■ **Goal**: Retype the records below exactly as they appear, but leave out any pictures.

■ **Input data**:
-- begin --

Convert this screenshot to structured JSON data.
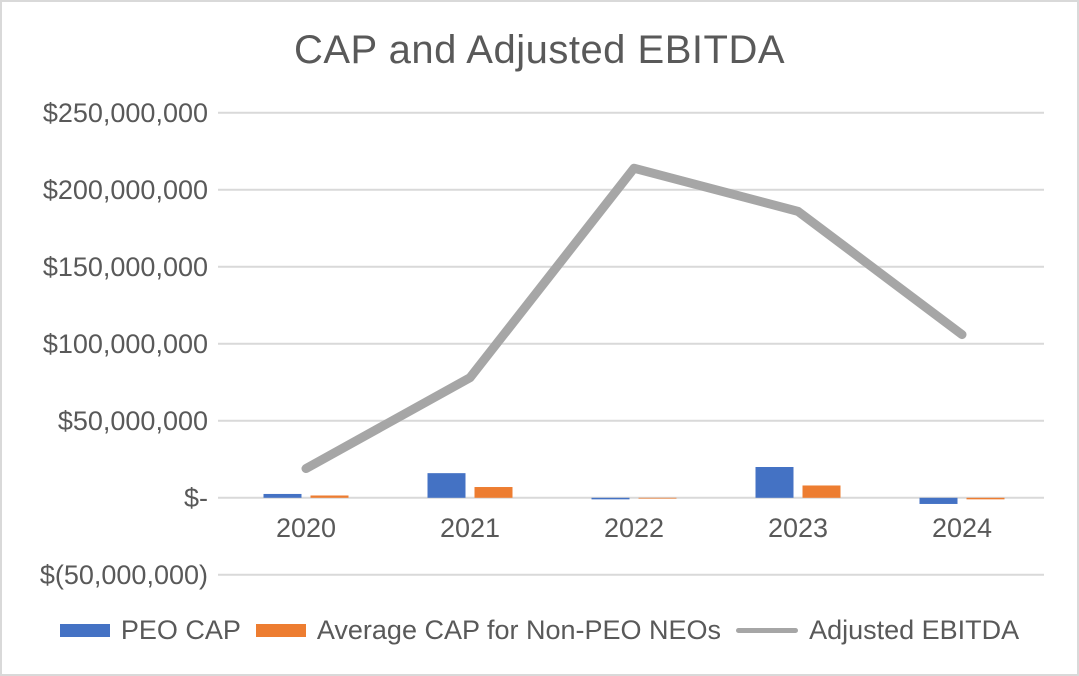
{
  "chart_data": {
    "type": "bar",
    "title": "CAP and Adjusted EBITDA",
    "categories": [
      "2020",
      "2021",
      "2022",
      "2023",
      "2024"
    ],
    "series": [
      {
        "name": "PEO CAP",
        "type": "bar",
        "color": "#4472C4",
        "values": [
          2500000,
          16000000,
          -1000000,
          20000000,
          -4000000
        ]
      },
      {
        "name": "Average CAP for Non-PEO NEOs",
        "type": "bar",
        "color": "#ED7D31",
        "values": [
          1500000,
          7000000,
          -500000,
          8000000,
          -1000000
        ]
      },
      {
        "name": "Adjusted EBITDA",
        "type": "line",
        "color": "#A6A6A6",
        "values": [
          19000000,
          78000000,
          214000000,
          186000000,
          106000000
        ]
      }
    ],
    "y_axis": {
      "min": -50000000,
      "max": 250000000,
      "step": 50000000,
      "tick_labels": [
        "$250,000,000",
        "$200,000,000",
        "$150,000,000",
        "$100,000,000",
        "$50,000,000",
        "$-",
        "$(50,000,000)"
      ]
    },
    "x_axis": {
      "tick_labels": [
        "2020",
        "2021",
        "2022",
        "2023",
        "2024"
      ]
    },
    "grid": true,
    "legend_position": "bottom",
    "colors": {
      "text": "#595959",
      "gridline": "#D9D9D9",
      "axis_line": "#D9D9D9",
      "background": "#FFFFFF"
    }
  }
}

-- end --

■ **Task output**:
Convert this screenshot to structured JSON data.
{
  "chart_data": {
    "type": "bar",
    "title": "CAP and Adjusted EBITDA",
    "categories": [
      "2020",
      "2021",
      "2022",
      "2023",
      "2024"
    ],
    "series": [
      {
        "name": "PEO CAP",
        "type": "bar",
        "color": "#4472C4",
        "values": [
          2500000,
          16000000,
          -1000000,
          20000000,
          -4000000
        ]
      },
      {
        "name": "Average CAP for Non-PEO NEOs",
        "type": "bar",
        "color": "#ED7D31",
        "values": [
          1500000,
          7000000,
          -500000,
          8000000,
          -1000000
        ]
      },
      {
        "name": "Adjusted EBITDA",
        "type": "line",
        "color": "#A6A6A6",
        "values": [
          19000000,
          78000000,
          214000000,
          186000000,
          106000000
        ]
      }
    ],
    "y_axis": {
      "min": -50000000,
      "max": 250000000,
      "step": 50000000,
      "tick_labels": [
        "$250,000,000",
        "$200,000,000",
        "$150,000,000",
        "$100,000,000",
        "$50,000,000",
        "$-",
        "$(50,000,000)"
      ]
    },
    "x_axis": {
      "tick_labels": [
        "2020",
        "2021",
        "2022",
        "2023",
        "2024"
      ]
    },
    "grid": true,
    "legend_position": "bottom",
    "colors": {
      "text": "#595959",
      "gridline": "#D9D9D9",
      "axis_line": "#D9D9D9",
      "background": "#FFFFFF"
    }
  }
}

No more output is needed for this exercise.